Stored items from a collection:
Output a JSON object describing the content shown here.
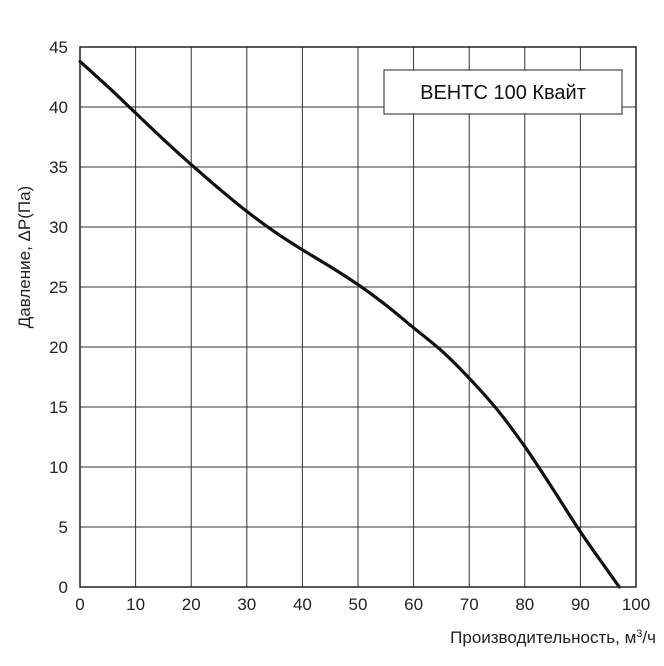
{
  "chart_data": {
    "type": "line",
    "title": "",
    "xlabel": "Производительность, м",
    "xlabel_sup": "3",
    "xlabel_tail": "/ч",
    "ylabel": "Давление, ΔP(Па)",
    "xlim": [
      0,
      100
    ],
    "ylim": [
      0,
      45
    ],
    "x_ticks": [
      0,
      10,
      20,
      30,
      40,
      50,
      60,
      70,
      80,
      90,
      100
    ],
    "y_ticks": [
      0,
      5,
      10,
      15,
      20,
      25,
      30,
      35,
      40,
      45
    ],
    "x_tick_labels": [
      "0",
      "10",
      "20",
      "30",
      "40",
      "50",
      "60",
      "70",
      "80",
      "90",
      "100"
    ],
    "y_tick_labels": [
      "0",
      "5",
      "10",
      "15",
      "20",
      "25",
      "30",
      "35",
      "40",
      "45"
    ],
    "grid": true,
    "legend_position": "top-right",
    "series": [
      {
        "name": "ВЕНТС 100 Квайт",
        "color": "#111111",
        "x": [
          0,
          5,
          10,
          15,
          20,
          25,
          30,
          35,
          40,
          45,
          50,
          55,
          60,
          65,
          70,
          75,
          80,
          85,
          90,
          95,
          97
        ],
        "y": [
          43.8,
          41.7,
          39.5,
          37.3,
          35.2,
          33.2,
          31.3,
          29.6,
          28.1,
          26.7,
          25.2,
          23.5,
          21.6,
          19.7,
          17.4,
          14.8,
          11.7,
          8.2,
          4.6,
          1.3,
          0
        ]
      }
    ]
  }
}
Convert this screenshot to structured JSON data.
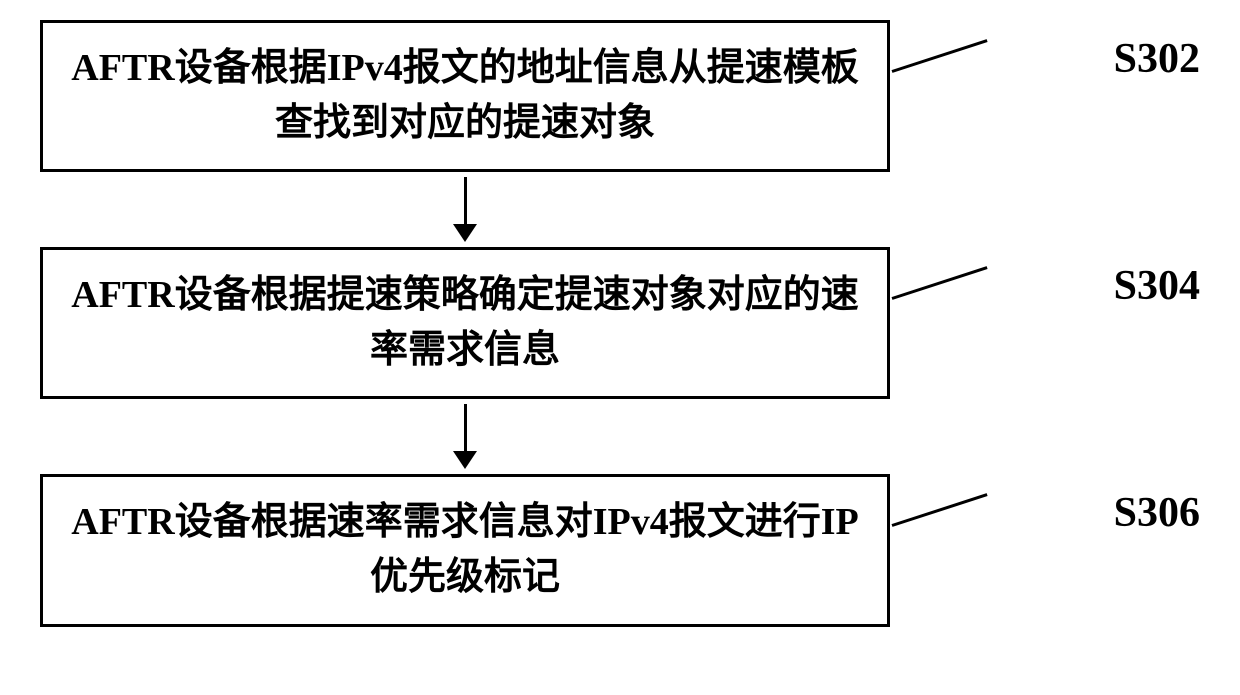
{
  "flowchart": {
    "type": "flowchart",
    "background_color": "#ffffff",
    "border_color": "#000000",
    "border_width": 3,
    "text_color": "#000000",
    "font_family": "SimSun",
    "font_weight": "bold",
    "box_font_size": 38,
    "label_font_size": 42,
    "arrow_color": "#000000",
    "steps": [
      {
        "id": "s302",
        "label": "S302",
        "text": "AFTR设备根据IPv4报文的地址信息从提速模板查找到对应的提速对象"
      },
      {
        "id": "s304",
        "label": "S304",
        "text": "AFTR设备根据提速策略确定提速对象对应的速率需求信息"
      },
      {
        "id": "s306",
        "label": "S306",
        "text": "AFTR设备根据速率需求信息对IPv4报文进行IP优先级标记"
      }
    ]
  }
}
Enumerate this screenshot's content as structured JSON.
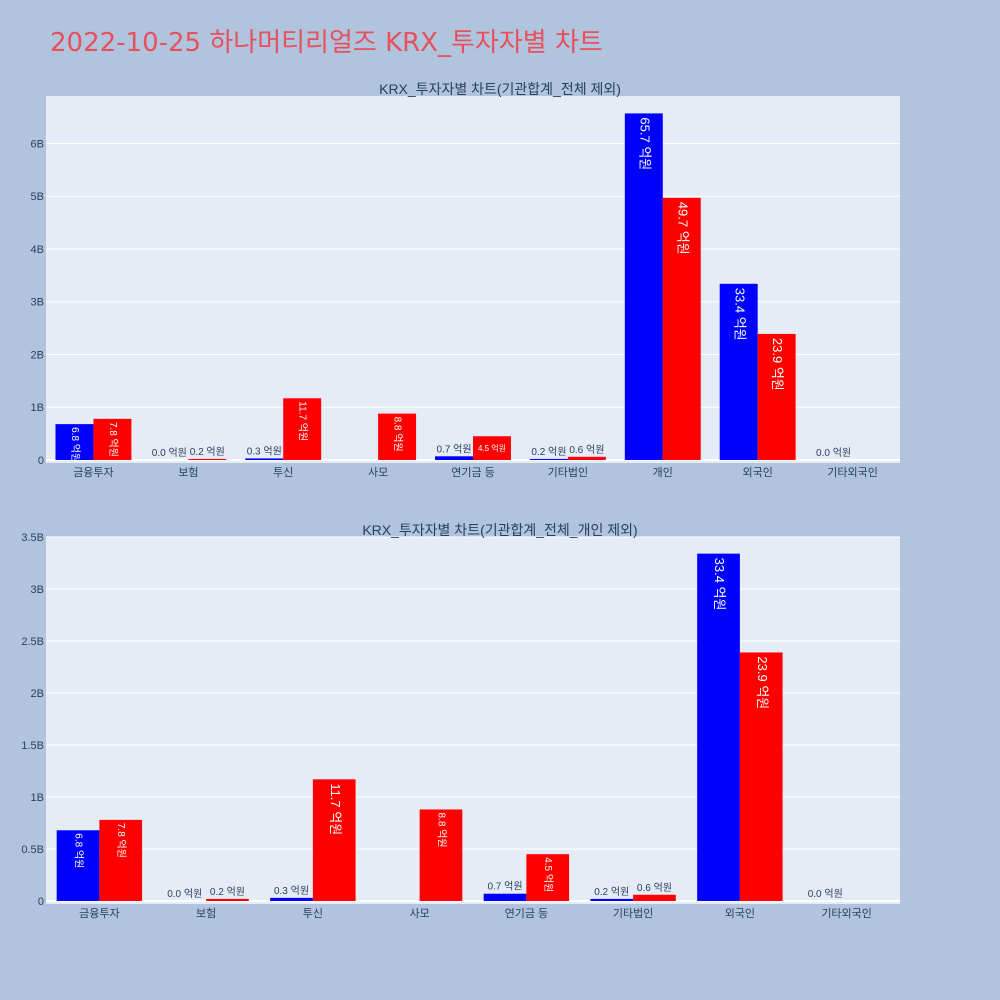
{
  "page_title": "2022-10-25 하나머티리얼즈 KRX_투자자별 차트",
  "colors": {
    "series_a": "#0000ff",
    "series_b": "#ff0000",
    "plot_bg": "#e5ecf6",
    "paper_bg": "#b0c4de",
    "title": "#e8505b"
  },
  "chart_data": [
    {
      "type": "bar",
      "title": "KRX_투자자별 차트(기관합계_전체 제외)",
      "categories": [
        "금융투자",
        "보험",
        "투신",
        "사모",
        "연기금 등",
        "기타법인",
        "개인",
        "외국인",
        "기타외국인"
      ],
      "series": [
        {
          "values": [
            680000000,
            0,
            30000000,
            null,
            70000000,
            20000000,
            6570000000,
            3340000000,
            0
          ],
          "labels": [
            "6.8 억원",
            "0.0 억원",
            "0.3 억원",
            "",
            "0.7 억원",
            "0.2 억원",
            "65.7 억원",
            "33.4 억원",
            "0.0 억원"
          ]
        },
        {
          "values": [
            780000000,
            20000000,
            1170000000,
            880000000,
            450000000,
            60000000,
            4970000000,
            2390000000,
            null
          ],
          "labels": [
            "7.8 억원",
            "0.2 억원",
            "11.7 억원",
            "8.8 억원",
            "4.5 억원",
            "0.6 억원",
            "49.7 억원",
            "23.9 억원",
            ""
          ]
        }
      ],
      "ylim": [
        0,
        6900000000
      ],
      "yticks": [
        0,
        1000000000,
        2000000000,
        3000000000,
        4000000000,
        5000000000,
        6000000000
      ],
      "ytick_labels": [
        "0",
        "1B",
        "2B",
        "3B",
        "4B",
        "5B",
        "6B"
      ],
      "grid": true,
      "legend": "none"
    },
    {
      "type": "bar",
      "title": "KRX_투자자별 차트(기관합계_전체_개인 제외)",
      "categories": [
        "금융투자",
        "보험",
        "투신",
        "사모",
        "연기금 등",
        "기타법인",
        "외국인",
        "기타외국인"
      ],
      "series": [
        {
          "values": [
            680000000,
            0,
            30000000,
            null,
            70000000,
            20000000,
            3340000000,
            0
          ],
          "labels": [
            "6.8 억원",
            "0.0 억원",
            "0.3 억원",
            "",
            "0.7 억원",
            "0.2 억원",
            "33.4 억원",
            "0.0 억원"
          ]
        },
        {
          "values": [
            780000000,
            20000000,
            1170000000,
            880000000,
            450000000,
            60000000,
            2390000000,
            null
          ],
          "labels": [
            "7.8 억원",
            "0.2 억원",
            "11.7 억원",
            "8.8 억원",
            "4.5 억원",
            "0.6 억원",
            "23.9 억원",
            ""
          ]
        }
      ],
      "ylim": [
        0,
        3500000000
      ],
      "yticks": [
        0,
        500000000,
        1000000000,
        1500000000,
        2000000000,
        2500000000,
        3000000000,
        3500000000
      ],
      "ytick_labels": [
        "0",
        "0.5B",
        "1B",
        "1.5B",
        "2B",
        "2.5B",
        "3B",
        "3.5B"
      ],
      "grid": true,
      "legend": "none"
    }
  ]
}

## TASK GOAL
Locate all lines in the listing above with the word "structured". Copy them.

## THE ANSWER
Convert this screenshot to structured JSON data.
Enumerate this screenshot's content as structured JSON.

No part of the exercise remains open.